What is asked:
In the material below, list every line carrying the string "this".

Material:
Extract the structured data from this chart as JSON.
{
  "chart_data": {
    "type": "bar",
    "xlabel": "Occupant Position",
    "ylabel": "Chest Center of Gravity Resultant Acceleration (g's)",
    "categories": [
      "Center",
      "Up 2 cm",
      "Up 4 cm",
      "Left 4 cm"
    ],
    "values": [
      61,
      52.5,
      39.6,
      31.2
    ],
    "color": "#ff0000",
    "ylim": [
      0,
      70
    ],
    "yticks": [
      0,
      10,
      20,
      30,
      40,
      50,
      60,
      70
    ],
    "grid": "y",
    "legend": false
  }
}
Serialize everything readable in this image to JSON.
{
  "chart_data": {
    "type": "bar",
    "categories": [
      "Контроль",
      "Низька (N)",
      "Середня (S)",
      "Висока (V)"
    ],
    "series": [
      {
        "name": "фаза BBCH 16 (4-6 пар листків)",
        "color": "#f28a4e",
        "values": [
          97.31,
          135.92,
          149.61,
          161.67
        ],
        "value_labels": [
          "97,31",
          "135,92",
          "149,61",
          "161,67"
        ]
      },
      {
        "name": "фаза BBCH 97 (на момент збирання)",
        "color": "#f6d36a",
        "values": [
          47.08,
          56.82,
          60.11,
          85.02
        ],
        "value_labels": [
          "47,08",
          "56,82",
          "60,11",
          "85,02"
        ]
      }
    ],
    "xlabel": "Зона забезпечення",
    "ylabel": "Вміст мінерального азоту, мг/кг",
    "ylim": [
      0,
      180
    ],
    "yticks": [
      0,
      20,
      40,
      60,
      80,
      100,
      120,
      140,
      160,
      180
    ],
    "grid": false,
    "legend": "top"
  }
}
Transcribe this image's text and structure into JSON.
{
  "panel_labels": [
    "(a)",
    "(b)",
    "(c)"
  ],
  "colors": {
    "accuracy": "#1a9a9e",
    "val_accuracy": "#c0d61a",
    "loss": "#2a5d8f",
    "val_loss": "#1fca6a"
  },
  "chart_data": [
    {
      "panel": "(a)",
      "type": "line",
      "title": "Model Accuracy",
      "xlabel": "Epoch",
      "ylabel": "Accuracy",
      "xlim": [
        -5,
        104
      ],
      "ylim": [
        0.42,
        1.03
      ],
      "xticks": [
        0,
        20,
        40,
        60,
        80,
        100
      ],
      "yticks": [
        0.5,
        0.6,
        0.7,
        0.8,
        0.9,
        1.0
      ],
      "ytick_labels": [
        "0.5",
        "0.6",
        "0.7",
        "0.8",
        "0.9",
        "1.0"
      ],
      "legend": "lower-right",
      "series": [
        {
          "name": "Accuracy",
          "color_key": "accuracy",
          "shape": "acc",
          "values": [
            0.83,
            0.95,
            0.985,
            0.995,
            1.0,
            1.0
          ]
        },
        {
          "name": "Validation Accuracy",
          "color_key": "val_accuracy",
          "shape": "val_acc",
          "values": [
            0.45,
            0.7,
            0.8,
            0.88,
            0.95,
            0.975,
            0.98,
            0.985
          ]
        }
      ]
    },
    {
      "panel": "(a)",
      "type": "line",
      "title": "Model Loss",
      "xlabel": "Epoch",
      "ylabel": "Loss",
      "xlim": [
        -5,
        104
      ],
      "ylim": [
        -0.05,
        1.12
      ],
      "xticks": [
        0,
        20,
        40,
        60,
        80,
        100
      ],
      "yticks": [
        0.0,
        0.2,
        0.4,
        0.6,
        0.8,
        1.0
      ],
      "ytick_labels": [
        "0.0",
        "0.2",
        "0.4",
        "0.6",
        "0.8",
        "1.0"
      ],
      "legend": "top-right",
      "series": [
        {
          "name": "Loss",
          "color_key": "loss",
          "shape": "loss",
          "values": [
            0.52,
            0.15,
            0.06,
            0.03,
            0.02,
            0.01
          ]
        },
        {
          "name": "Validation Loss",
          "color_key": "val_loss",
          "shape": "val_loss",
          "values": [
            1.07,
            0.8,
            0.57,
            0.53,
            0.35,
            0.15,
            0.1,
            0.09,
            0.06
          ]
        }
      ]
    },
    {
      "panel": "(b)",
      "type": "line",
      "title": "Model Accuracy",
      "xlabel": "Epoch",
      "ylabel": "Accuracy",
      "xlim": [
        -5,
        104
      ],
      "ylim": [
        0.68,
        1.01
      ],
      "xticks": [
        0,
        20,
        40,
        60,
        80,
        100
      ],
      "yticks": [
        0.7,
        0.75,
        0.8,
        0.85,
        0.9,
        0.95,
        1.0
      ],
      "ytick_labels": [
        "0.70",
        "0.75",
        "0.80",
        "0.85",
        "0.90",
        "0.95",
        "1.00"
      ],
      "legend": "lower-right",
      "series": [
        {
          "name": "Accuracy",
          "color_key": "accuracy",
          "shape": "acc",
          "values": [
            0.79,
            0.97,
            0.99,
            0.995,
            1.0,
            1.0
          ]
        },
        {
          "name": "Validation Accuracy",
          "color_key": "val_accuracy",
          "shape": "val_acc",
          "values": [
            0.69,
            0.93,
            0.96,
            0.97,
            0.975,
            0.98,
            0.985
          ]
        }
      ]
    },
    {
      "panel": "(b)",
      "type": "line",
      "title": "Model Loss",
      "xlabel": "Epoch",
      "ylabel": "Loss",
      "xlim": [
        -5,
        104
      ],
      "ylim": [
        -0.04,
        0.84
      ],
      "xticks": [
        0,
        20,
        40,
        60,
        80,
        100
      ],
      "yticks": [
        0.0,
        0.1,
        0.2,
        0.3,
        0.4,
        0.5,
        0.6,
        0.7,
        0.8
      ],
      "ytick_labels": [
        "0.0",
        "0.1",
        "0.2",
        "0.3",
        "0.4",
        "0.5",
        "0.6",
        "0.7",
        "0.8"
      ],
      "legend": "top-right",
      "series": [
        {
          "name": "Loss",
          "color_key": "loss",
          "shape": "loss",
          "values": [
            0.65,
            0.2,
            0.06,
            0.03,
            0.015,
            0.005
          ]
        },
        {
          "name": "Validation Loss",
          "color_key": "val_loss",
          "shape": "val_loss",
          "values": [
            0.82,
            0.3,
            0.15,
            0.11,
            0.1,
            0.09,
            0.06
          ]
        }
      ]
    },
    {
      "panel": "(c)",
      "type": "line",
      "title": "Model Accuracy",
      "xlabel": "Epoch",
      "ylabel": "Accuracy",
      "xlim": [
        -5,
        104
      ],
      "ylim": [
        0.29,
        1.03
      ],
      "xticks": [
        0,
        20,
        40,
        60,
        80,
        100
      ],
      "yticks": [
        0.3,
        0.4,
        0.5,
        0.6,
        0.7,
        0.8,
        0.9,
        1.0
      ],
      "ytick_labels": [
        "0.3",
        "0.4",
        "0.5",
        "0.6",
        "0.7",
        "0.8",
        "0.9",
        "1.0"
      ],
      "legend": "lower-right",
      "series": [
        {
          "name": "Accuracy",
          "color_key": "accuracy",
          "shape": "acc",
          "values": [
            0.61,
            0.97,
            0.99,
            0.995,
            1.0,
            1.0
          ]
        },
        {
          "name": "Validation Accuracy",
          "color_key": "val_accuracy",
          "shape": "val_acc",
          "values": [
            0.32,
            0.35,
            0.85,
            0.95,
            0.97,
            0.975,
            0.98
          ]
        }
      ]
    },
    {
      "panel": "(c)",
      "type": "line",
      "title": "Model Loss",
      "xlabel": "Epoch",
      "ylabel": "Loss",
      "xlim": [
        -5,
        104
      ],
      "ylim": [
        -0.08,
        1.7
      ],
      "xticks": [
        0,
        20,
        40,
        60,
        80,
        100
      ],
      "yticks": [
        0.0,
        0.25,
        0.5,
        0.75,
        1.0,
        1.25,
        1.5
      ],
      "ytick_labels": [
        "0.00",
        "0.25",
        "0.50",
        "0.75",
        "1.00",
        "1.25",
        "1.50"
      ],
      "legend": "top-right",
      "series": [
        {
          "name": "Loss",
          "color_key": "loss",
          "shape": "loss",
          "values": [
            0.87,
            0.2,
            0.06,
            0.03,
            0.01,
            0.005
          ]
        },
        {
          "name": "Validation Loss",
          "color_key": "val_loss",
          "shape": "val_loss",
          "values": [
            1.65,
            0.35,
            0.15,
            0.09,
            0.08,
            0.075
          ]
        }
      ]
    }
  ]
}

Response:
Extract the structured data from this chart as JSON.
Serialize everything readable in this image to JSON.
Transcribe this image's text and structure into JSON.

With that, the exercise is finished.